# What is expected:
Without the pictures, set down the records below word for word.
*****
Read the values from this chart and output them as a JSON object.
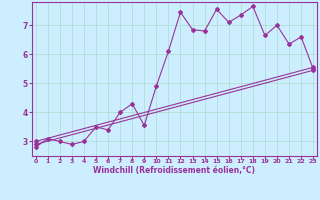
{
  "xlabel": "Windchill (Refroidissement éolien,°C)",
  "x_ticks": [
    0,
    1,
    2,
    3,
    4,
    5,
    6,
    7,
    8,
    9,
    10,
    11,
    12,
    13,
    14,
    15,
    16,
    17,
    18,
    19,
    20,
    21,
    22,
    23
  ],
  "y_ticks": [
    3,
    4,
    5,
    6,
    7
  ],
  "ylim": [
    2.5,
    7.8
  ],
  "xlim": [
    -0.3,
    23.3
  ],
  "background_color": "#cceeff",
  "line_color": "#993399",
  "grid_color": "#aaddcc",
  "line1_x": [
    0,
    1,
    2,
    3,
    4,
    5,
    6,
    7,
    8,
    9,
    10,
    11,
    12,
    13,
    14,
    15,
    16,
    17,
    18,
    19,
    20,
    21,
    22,
    23
  ],
  "line1_y": [
    2.8,
    3.1,
    3.0,
    2.9,
    3.0,
    3.5,
    3.4,
    4.0,
    4.3,
    3.55,
    4.9,
    6.1,
    7.45,
    6.85,
    6.8,
    7.55,
    7.1,
    7.35,
    7.65,
    6.65,
    7.0,
    6.35,
    6.6,
    5.5
  ],
  "line2_x": [
    0,
    23
  ],
  "line2_y": [
    2.9,
    5.45
  ],
  "line3_x": [
    0,
    23
  ],
  "line3_y": [
    3.0,
    5.55
  ]
}
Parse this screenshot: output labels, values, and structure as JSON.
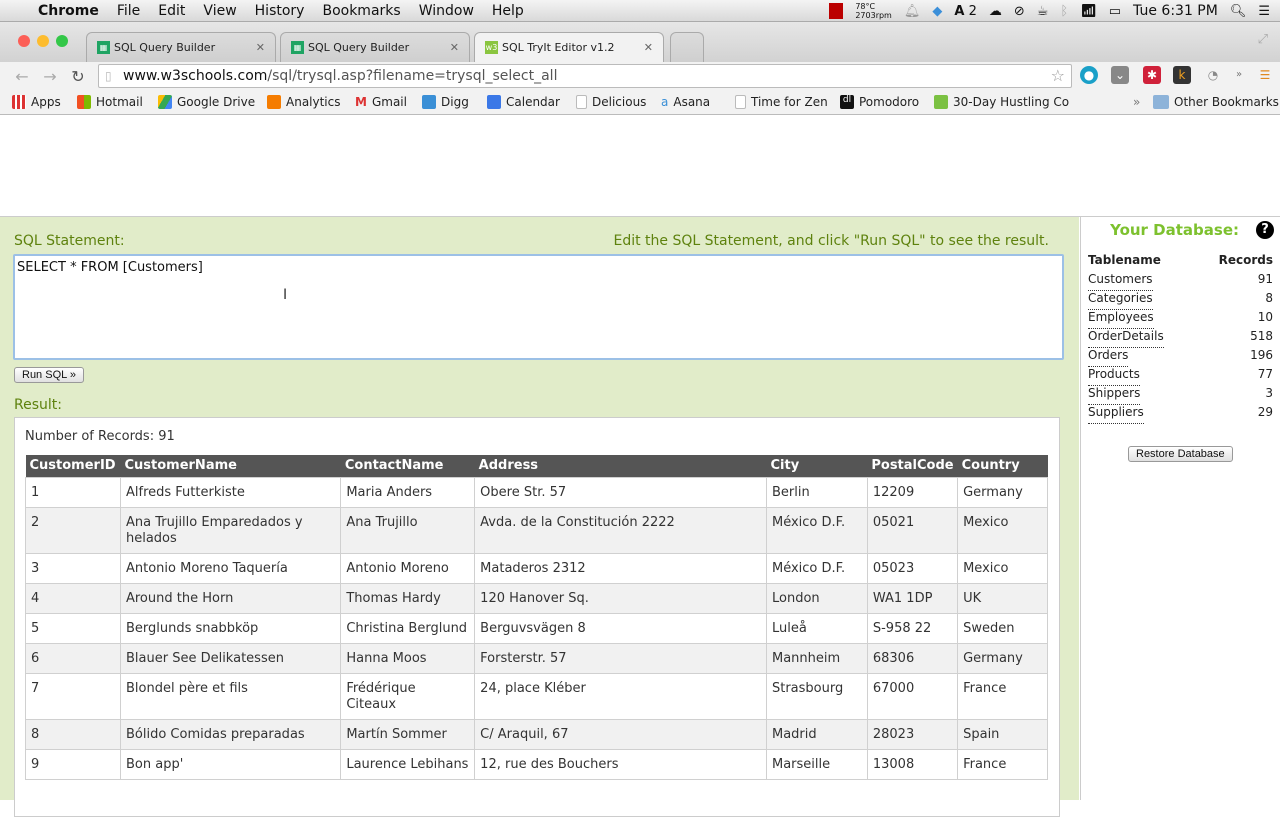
{
  "menubar": {
    "app": "Chrome",
    "items": [
      "File",
      "Edit",
      "View",
      "History",
      "Bookmarks",
      "Window",
      "Help"
    ],
    "temp": "78°C",
    "rpm": "2703rpm",
    "adobe_count": "2",
    "clock": "Tue 6:31 PM"
  },
  "tabs": [
    {
      "label": "SQL Query Builder",
      "icon": "sheets-icon"
    },
    {
      "label": "SQL Query Builder",
      "icon": "sheets-icon"
    },
    {
      "label": "SQL TryIt Editor v1.2",
      "icon": "w3schools-icon",
      "active": true
    }
  ],
  "address": {
    "host": "www.w3schools.com",
    "path": "/sql/trysql.asp?filename=trysql_select_all"
  },
  "bookmarks": [
    "Apps",
    "Hotmail",
    "Google Drive",
    "Analytics",
    "Gmail",
    "Digg",
    "Calendar",
    "Delicious",
    "Asana",
    "Time for Zen",
    "Pomodoro",
    "30-Day Hustling Co"
  ],
  "other_bookmarks": "Other Bookmarks",
  "editor": {
    "label": "SQL Statement:",
    "hint": "Edit the SQL Statement, and click \"Run SQL\" to see the result.",
    "sql": "SELECT * FROM [Customers]",
    "run_label": "Run SQL »",
    "result_label": "Result:",
    "record_count": "Number of Records: 91"
  },
  "table": {
    "columns": [
      "CustomerID",
      "CustomerName",
      "ContactName",
      "Address",
      "City",
      "PostalCode",
      "Country"
    ],
    "rows": [
      [
        "1",
        "Alfreds Futterkiste",
        "Maria Anders",
        "Obere Str. 57",
        "Berlin",
        "12209",
        "Germany"
      ],
      [
        "2",
        "Ana Trujillo Emparedados y helados",
        "Ana Trujillo",
        "Avda. de la Constitución 2222",
        "México D.F.",
        "05021",
        "Mexico"
      ],
      [
        "3",
        "Antonio Moreno Taquería",
        "Antonio Moreno",
        "Mataderos 2312",
        "México D.F.",
        "05023",
        "Mexico"
      ],
      [
        "4",
        "Around the Horn",
        "Thomas Hardy",
        "120 Hanover Sq.",
        "London",
        "WA1 1DP",
        "UK"
      ],
      [
        "5",
        "Berglunds snabbköp",
        "Christina Berglund",
        "Berguvsvägen 8",
        "Luleå",
        "S-958 22",
        "Sweden"
      ],
      [
        "6",
        "Blauer See Delikatessen",
        "Hanna Moos",
        "Forsterstr. 57",
        "Mannheim",
        "68306",
        "Germany"
      ],
      [
        "7",
        "Blondel père et fils",
        "Frédérique Citeaux",
        "24, place Kléber",
        "Strasbourg",
        "67000",
        "France"
      ],
      [
        "8",
        "Bólido Comidas preparadas",
        "Martín Sommer",
        "C/ Araquil, 67",
        "Madrid",
        "28023",
        "Spain"
      ],
      [
        "9",
        "Bon app'",
        "Laurence Lebihans",
        "12, rue des Bouchers",
        "Marseille",
        "13008",
        "France"
      ]
    ]
  },
  "database": {
    "title": "Your Database:",
    "col_table": "Tablename",
    "col_records": "Records",
    "tables": [
      {
        "name": "Customers",
        "records": "91"
      },
      {
        "name": "Categories",
        "records": "8"
      },
      {
        "name": "Employees",
        "records": "10"
      },
      {
        "name": "OrderDetails",
        "records": "518"
      },
      {
        "name": "Orders",
        "records": "196"
      },
      {
        "name": "Products",
        "records": "77"
      },
      {
        "name": "Shippers",
        "records": "3"
      },
      {
        "name": "Suppliers",
        "records": "29"
      }
    ],
    "restore_label": "Restore Database"
  },
  "colors": {
    "panel_bg": "#e1ecc9",
    "label_green": "#5e820e",
    "db_title_green": "#7dc12e",
    "table_header": "#555555"
  }
}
*****
# Output for this exercise:
Read the values from this chart and output them as a JSON object.
{
  "xlabel": "Windchill (Refroidissement éolien,°C)",
  "x_ticks": [
    0,
    1,
    2,
    3,
    4,
    5,
    6,
    7,
    8,
    9,
    10,
    11,
    12,
    13,
    14,
    15,
    16,
    17,
    18,
    19,
    20,
    21,
    22,
    23
  ],
  "y_ticks": [
    3,
    4,
    5,
    6,
    7
  ],
  "ylim": [
    2.5,
    7.8
  ],
  "xlim": [
    -0.3,
    23.3
  ],
  "background_color": "#cceeff",
  "line_color": "#993399",
  "grid_color": "#aaddcc",
  "line1_x": [
    0,
    1,
    2,
    3,
    4,
    5,
    6,
    7,
    8,
    9,
    10,
    11,
    12,
    13,
    14,
    15,
    16,
    17,
    18,
    19,
    20,
    21,
    22,
    23
  ],
  "line1_y": [
    2.8,
    3.1,
    3.0,
    2.9,
    3.0,
    3.5,
    3.4,
    4.0,
    4.3,
    3.55,
    4.9,
    6.1,
    7.45,
    6.85,
    6.8,
    7.55,
    7.1,
    7.35,
    7.65,
    6.65,
    7.0,
    6.35,
    6.6,
    5.5
  ],
  "line2_x": [
    0,
    23
  ],
  "line2_y": [
    2.9,
    5.45
  ],
  "line3_x": [
    0,
    23
  ],
  "line3_y": [
    3.0,
    5.55
  ]
}
Parse this screenshot: output labels, values, and structure as JSON.
{
  "menubar": {
    "app": "Chrome",
    "items": [
      "File",
      "Edit",
      "View",
      "History",
      "Bookmarks",
      "Window",
      "Help"
    ],
    "temp": "78°C",
    "rpm": "2703rpm",
    "adobe_count": "2",
    "clock": "Tue 6:31 PM"
  },
  "tabs": [
    {
      "label": "SQL Query Builder",
      "icon": "sheets-icon"
    },
    {
      "label": "SQL Query Builder",
      "icon": "sheets-icon"
    },
    {
      "label": "SQL TryIt Editor v1.2",
      "icon": "w3schools-icon",
      "active": true
    }
  ],
  "address": {
    "host": "www.w3schools.com",
    "path": "/sql/trysql.asp?filename=trysql_select_all"
  },
  "bookmarks": [
    "Apps",
    "Hotmail",
    "Google Drive",
    "Analytics",
    "Gmail",
    "Digg",
    "Calendar",
    "Delicious",
    "Asana",
    "Time for Zen",
    "Pomodoro",
    "30-Day Hustling Co"
  ],
  "other_bookmarks": "Other Bookmarks",
  "editor": {
    "label": "SQL Statement:",
    "hint": "Edit the SQL Statement, and click \"Run SQL\" to see the result.",
    "sql": "SELECT * FROM [Customers]",
    "run_label": "Run SQL »",
    "result_label": "Result:",
    "record_count": "Number of Records: 91"
  },
  "table": {
    "columns": [
      "CustomerID",
      "CustomerName",
      "ContactName",
      "Address",
      "City",
      "PostalCode",
      "Country"
    ],
    "rows": [
      [
        "1",
        "Alfreds Futterkiste",
        "Maria Anders",
        "Obere Str. 57",
        "Berlin",
        "12209",
        "Germany"
      ],
      [
        "2",
        "Ana Trujillo Emparedados y helados",
        "Ana Trujillo",
        "Avda. de la Constitución 2222",
        "México D.F.",
        "05021",
        "Mexico"
      ],
      [
        "3",
        "Antonio Moreno Taquería",
        "Antonio Moreno",
        "Mataderos 2312",
        "México D.F.",
        "05023",
        "Mexico"
      ],
      [
        "4",
        "Around the Horn",
        "Thomas Hardy",
        "120 Hanover Sq.",
        "London",
        "WA1 1DP",
        "UK"
      ],
      [
        "5",
        "Berglunds snabbköp",
        "Christina Berglund",
        "Berguvsvägen 8",
        "Luleå",
        "S-958 22",
        "Sweden"
      ],
      [
        "6",
        "Blauer See Delikatessen",
        "Hanna Moos",
        "Forsterstr. 57",
        "Mannheim",
        "68306",
        "Germany"
      ],
      [
        "7",
        "Blondel père et fils",
        "Frédérique Citeaux",
        "24, place Kléber",
        "Strasbourg",
        "67000",
        "France"
      ],
      [
        "8",
        "Bólido Comidas preparadas",
        "Martín Sommer",
        "C/ Araquil, 67",
        "Madrid",
        "28023",
        "Spain"
      ],
      [
        "9",
        "Bon app'",
        "Laurence Lebihans",
        "12, rue des Bouchers",
        "Marseille",
        "13008",
        "France"
      ]
    ]
  },
  "database": {
    "title": "Your Database:",
    "col_table": "Tablename",
    "col_records": "Records",
    "tables": [
      {
        "name": "Customers",
        "records": "91"
      },
      {
        "name": "Categories",
        "records": "8"
      },
      {
        "name": "Employees",
        "records": "10"
      },
      {
        "name": "OrderDetails",
        "records": "518"
      },
      {
        "name": "Orders",
        "records": "196"
      },
      {
        "name": "Products",
        "records": "77"
      },
      {
        "name": "Shippers",
        "records": "3"
      },
      {
        "name": "Suppliers",
        "records": "29"
      }
    ],
    "restore_label": "Restore Database"
  },
  "colors": {
    "panel_bg": "#e1ecc9",
    "label_green": "#5e820e",
    "db_title_green": "#7dc12e",
    "table_header": "#555555"
  }
}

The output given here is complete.